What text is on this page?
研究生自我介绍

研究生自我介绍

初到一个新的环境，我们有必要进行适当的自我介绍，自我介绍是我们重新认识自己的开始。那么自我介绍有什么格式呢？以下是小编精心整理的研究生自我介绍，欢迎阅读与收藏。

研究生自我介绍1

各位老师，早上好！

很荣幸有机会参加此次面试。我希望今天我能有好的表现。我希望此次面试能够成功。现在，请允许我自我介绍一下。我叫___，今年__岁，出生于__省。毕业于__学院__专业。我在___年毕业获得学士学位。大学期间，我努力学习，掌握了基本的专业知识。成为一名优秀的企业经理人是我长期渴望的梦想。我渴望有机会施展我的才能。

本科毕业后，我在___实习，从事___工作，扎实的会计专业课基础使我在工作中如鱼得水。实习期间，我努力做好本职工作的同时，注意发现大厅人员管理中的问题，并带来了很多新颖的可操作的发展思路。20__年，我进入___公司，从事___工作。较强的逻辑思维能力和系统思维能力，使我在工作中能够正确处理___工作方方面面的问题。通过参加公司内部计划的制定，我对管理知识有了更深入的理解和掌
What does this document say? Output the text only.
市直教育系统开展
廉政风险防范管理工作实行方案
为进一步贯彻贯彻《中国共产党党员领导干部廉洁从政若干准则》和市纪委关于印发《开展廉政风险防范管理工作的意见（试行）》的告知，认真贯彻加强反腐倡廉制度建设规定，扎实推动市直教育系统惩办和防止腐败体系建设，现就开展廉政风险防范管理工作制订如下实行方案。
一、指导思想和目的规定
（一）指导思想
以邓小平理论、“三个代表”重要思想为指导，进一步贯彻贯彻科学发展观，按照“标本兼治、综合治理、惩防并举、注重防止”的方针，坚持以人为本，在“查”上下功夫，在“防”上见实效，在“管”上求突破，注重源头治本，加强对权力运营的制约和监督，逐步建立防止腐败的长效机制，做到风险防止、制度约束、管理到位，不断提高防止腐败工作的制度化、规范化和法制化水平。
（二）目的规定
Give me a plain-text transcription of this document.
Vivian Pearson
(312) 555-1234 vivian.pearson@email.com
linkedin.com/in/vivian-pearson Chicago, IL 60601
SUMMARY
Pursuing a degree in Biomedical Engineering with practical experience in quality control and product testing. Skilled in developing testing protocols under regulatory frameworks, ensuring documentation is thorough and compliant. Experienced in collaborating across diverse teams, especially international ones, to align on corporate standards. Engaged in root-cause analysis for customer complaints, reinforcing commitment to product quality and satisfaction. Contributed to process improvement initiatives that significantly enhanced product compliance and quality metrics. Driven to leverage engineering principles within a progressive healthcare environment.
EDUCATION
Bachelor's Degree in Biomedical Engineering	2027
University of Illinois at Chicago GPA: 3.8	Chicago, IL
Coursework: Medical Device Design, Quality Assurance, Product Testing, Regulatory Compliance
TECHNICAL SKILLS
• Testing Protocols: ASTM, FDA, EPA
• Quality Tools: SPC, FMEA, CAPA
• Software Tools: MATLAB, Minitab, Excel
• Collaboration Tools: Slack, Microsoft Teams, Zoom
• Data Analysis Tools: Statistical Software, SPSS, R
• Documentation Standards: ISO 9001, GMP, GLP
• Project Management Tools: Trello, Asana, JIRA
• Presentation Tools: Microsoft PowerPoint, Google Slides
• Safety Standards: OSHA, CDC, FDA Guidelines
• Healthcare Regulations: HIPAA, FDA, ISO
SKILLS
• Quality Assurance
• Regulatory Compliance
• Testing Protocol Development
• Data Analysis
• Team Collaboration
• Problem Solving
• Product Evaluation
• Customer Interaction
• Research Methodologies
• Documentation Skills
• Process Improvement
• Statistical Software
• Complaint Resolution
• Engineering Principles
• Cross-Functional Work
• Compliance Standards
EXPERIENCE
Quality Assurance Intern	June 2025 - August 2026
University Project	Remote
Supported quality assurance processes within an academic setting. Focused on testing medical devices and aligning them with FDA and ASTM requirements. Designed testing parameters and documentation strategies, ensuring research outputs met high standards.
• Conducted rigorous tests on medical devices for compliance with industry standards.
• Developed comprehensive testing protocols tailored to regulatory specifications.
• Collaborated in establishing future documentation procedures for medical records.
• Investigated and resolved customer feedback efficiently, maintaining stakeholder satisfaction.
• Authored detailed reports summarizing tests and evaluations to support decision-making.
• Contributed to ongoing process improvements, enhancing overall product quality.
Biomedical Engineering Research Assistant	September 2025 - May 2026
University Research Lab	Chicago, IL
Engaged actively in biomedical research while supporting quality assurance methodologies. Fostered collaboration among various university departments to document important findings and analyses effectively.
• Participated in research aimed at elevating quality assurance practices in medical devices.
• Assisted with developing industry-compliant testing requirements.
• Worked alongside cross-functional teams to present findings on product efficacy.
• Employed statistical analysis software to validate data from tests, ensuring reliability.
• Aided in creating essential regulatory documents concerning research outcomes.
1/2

========================================================================

WHAT YOU WILL DO:
Write every line of the material above again, exactly.

EXPECTED ANSWER:
What text is on this page?
研究生自我介绍

研究生自我介绍

初到一个新的环境，我们有必要进行适当的自我介绍，自我介绍是我们重新认识自己的开始。那么自我介绍有什么格式呢？以下是小编精心整理的研究生自我介绍，欢迎阅读与收藏。

研究生自我介绍1

各位老师，早上好！

很荣幸有机会参加此次面试。我希望今天我能有好的表现。我希望此次面试能够成功。现在，请允许我自我介绍一下。我叫___，今年__岁，出生于__省。毕业于__学院__专业。我在___年毕业获得学士学位。大学期间，我努力学习，掌握了基本的专业知识。成为一名优秀的企业经理人是我长期渴望的梦想。我渴望有机会施展我的才能。

本科毕业后，我在___实习，从事___工作，扎实的会计专业课基础使我在工作中如鱼得水。实习期间，我努力做好本职工作的同时，注意发现大厅人员管理中的问题，并带来了很多新颖的可操作的发展思路。20__年，我进入___公司，从事___工作。较强的逻辑思维能力和系统思维能力，使我在工作中能够正确处理___工作方方面面的问题。通过参加公司内部计划的制定，我对管理知识有了更深入的理解和掌
What does this document say? Output the text only.
市直教育系统开展
廉政风险防范管理工作实行方案
为进一步贯彻贯彻《中国共产党党员领导干部廉洁从政若干准则》和市纪委关于印发《开展廉政风险防范管理工作的意见（试行）》的告知，认真贯彻加强反腐倡廉制度建设规定，扎实推动市直教育系统惩办和防止腐败体系建设，现就开展廉政风险防范管理工作制订如下实行方案。
一、指导思想和目的规定
（一）指导思想
以邓小平理论、“三个代表”重要思想为指导，进一步贯彻贯彻科学发展观，按照“标本兼治、综合治理、惩防并举、注重防止”的方针，坚持以人为本，在“查”上下功夫，在“防”上见实效，在“管”上求突破，注重源头治本，加强对权力运营的制约和监督，逐步建立防止腐败的长效机制，做到风险防止、制度约束、管理到位，不断提高防止腐败工作的制度化、规范化和法制化水平。
（二）目的规定
Give me a plain-text transcription of this document.
Vivian Pearson
(312) 555-1234 vivian.pearson@email.com
linkedin.com/in/vivian-pearson Chicago, IL 60601
SUMMARY
Pursuing a degree in Biomedical Engineering with practical experience in quality control and product testing. Skilled in developing testing protocols under regulatory frameworks, ensuring documentation is thorough and compliant. Experienced in collaborating across diverse teams, especially international ones, to align on corporate standards. Engaged in root-cause analysis for customer complaints, reinforcing commitment to product quality and satisfaction. Contributed to process improvement initiatives that significantly enhanced product compliance and quality metrics. Driven to leverage engineering principles within a progressive healthcare environment.
EDUCATION
Bachelor's Degree in Biomedical Engineering	2027
University of Illinois at Chicago GPA: 3.8	Chicago, IL
Coursework: Medical Device Design, Quality Assurance, Product Testing, Regulatory Compliance
TECHNICAL SKILLS
• Testing Protocols: ASTM, FDA, EPA
• Quality Tools: SPC, FMEA, CAPA
• Software Tools: MATLAB, Minitab, Excel
• Collaboration Tools: Slack, Microsoft Teams, Zoom
• Data Analysis Tools: Statistical Software, SPSS, R
• Documentation Standards: ISO 9001, GMP, GLP
• Project Management Tools: Trello, Asana, JIRA
• Presentation Tools: Microsoft PowerPoint, Google Slides
• Safety Standards: OSHA, CDC, FDA Guidelines
• Healthcare Regulations: HIPAA, FDA, ISO
SKILLS
• Quality Assurance
• Regulatory Compliance
• Testing Protocol Development
• Data Analysis
• Team Collaboration
• Problem Solving
• Product Evaluation
• Customer Interaction
• Research Methodologies
• Documentation Skills
• Process Improvement
• Statistical Software
• Complaint Resolution
• Engineering Principles
• Cross-Functional Work
• Compliance Standards
EXPERIENCE
Quality Assurance Intern	June 2025 - August 2026
University Project	Remote
Supported quality assurance processes within an academic setting. Focused on testing medical devices and aligning them with FDA and ASTM requirements. Designed testing parameters and documentation strategies, ensuring research outputs met high standards.
• Conducted rigorous tests on medical devices for compliance with industry standards.
• Developed comprehensive testing protocols tailored to regulatory specifications.
• Collaborated in establishing future documentation procedures for medical records.
• Investigated and resolved customer feedback efficiently, maintaining stakeholder satisfaction.
• Authored detailed reports summarizing tests and evaluations to support decision-making.
• Contributed to ongoing process improvements, enhancing overall product quality.
Biomedical Engineering Research Assistant	September 2025 - May 2026
University Research Lab	Chicago, IL
Engaged actively in biomedical research while supporting quality assurance methodologies. Fostered collaboration among various university departments to document important findings and analyses effectively.
• Participated in research aimed at elevating quality assurance practices in medical devices.
• Assisted with developing industry-compliant testing requirements.
• Worked alongside cross-functional teams to present findings on product efficacy.
• Employed statistical analysis software to validate data from tests, ensuring reliability.
• Aided in creating essential regulatory documents concerning research outcomes.
1/2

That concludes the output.